[START]
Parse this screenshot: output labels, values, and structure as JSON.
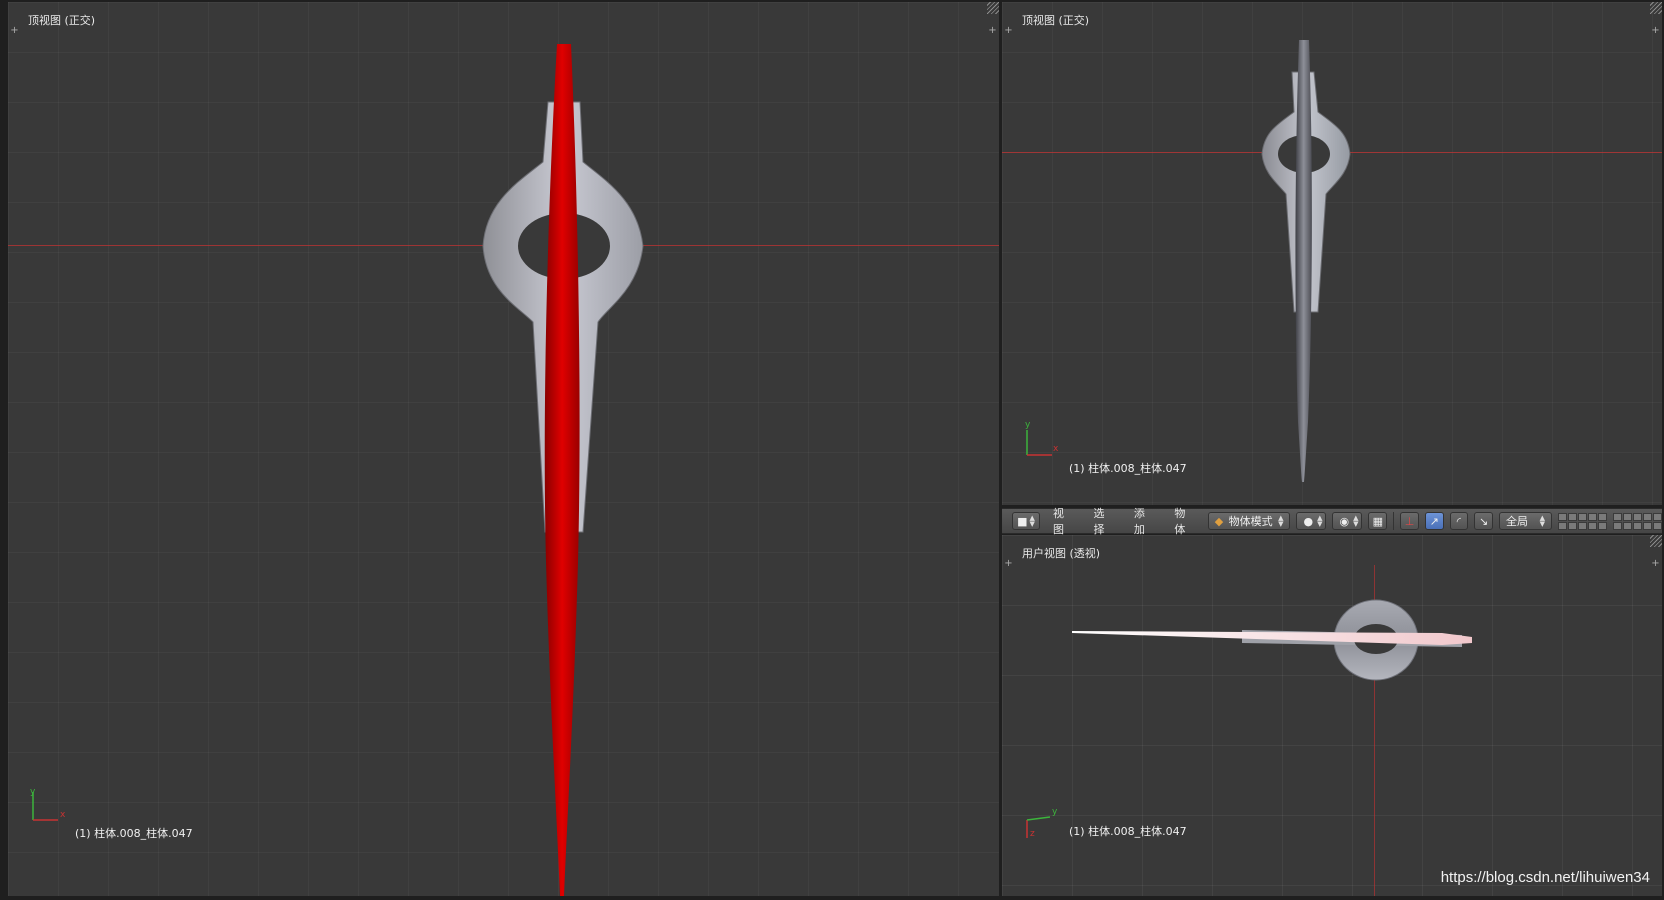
{
  "viewports": {
    "main": {
      "title": "顶视图 (正交)",
      "object_label": "(1) 柱体.008_柱体.047",
      "axis": {
        "y": "y",
        "x": "x"
      }
    },
    "top_right": {
      "title": "顶视图 (正交)",
      "object_label": "(1) 柱体.008_柱体.047",
      "axis": {
        "y": "y",
        "x": "x"
      }
    },
    "bottom_right": {
      "title": "用户视图 (透视)",
      "object_label": "(1) 柱体.008_柱体.047",
      "axis": {
        "y": "y",
        "z": "z"
      }
    }
  },
  "toolbar": {
    "view": "视图",
    "select": "选择",
    "add": "添加",
    "object": "物体",
    "mode": "物体模式",
    "pivot": "全局"
  },
  "colors": {
    "viewport_bg": "#393939",
    "selected_red": "#cc0000",
    "x_axis": "#c83232",
    "y_axis": "#3cb43c",
    "manipulator_blue": "#5a7fc8"
  },
  "watermark": "https://blog.csdn.net/lihuiwen34"
}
[END]
> Stated task
Without the images, write out each line of the data verbatim.

> Task response
Parse this screenshot: output labels, values, and structure as JSON.
{
  "viewports": {
    "main": {
      "title": "顶视图 (正交)",
      "object_label": "(1) 柱体.008_柱体.047",
      "axis": {
        "y": "y",
        "x": "x"
      }
    },
    "top_right": {
      "title": "顶视图 (正交)",
      "object_label": "(1) 柱体.008_柱体.047",
      "axis": {
        "y": "y",
        "x": "x"
      }
    },
    "bottom_right": {
      "title": "用户视图 (透视)",
      "object_label": "(1) 柱体.008_柱体.047",
      "axis": {
        "y": "y",
        "z": "z"
      }
    }
  },
  "toolbar": {
    "view": "视图",
    "select": "选择",
    "add": "添加",
    "object": "物体",
    "mode": "物体模式",
    "pivot": "全局"
  },
  "colors": {
    "viewport_bg": "#393939",
    "selected_red": "#cc0000",
    "x_axis": "#c83232",
    "y_axis": "#3cb43c",
    "manipulator_blue": "#5a7fc8"
  },
  "watermark": "https://blog.csdn.net/lihuiwen34"
}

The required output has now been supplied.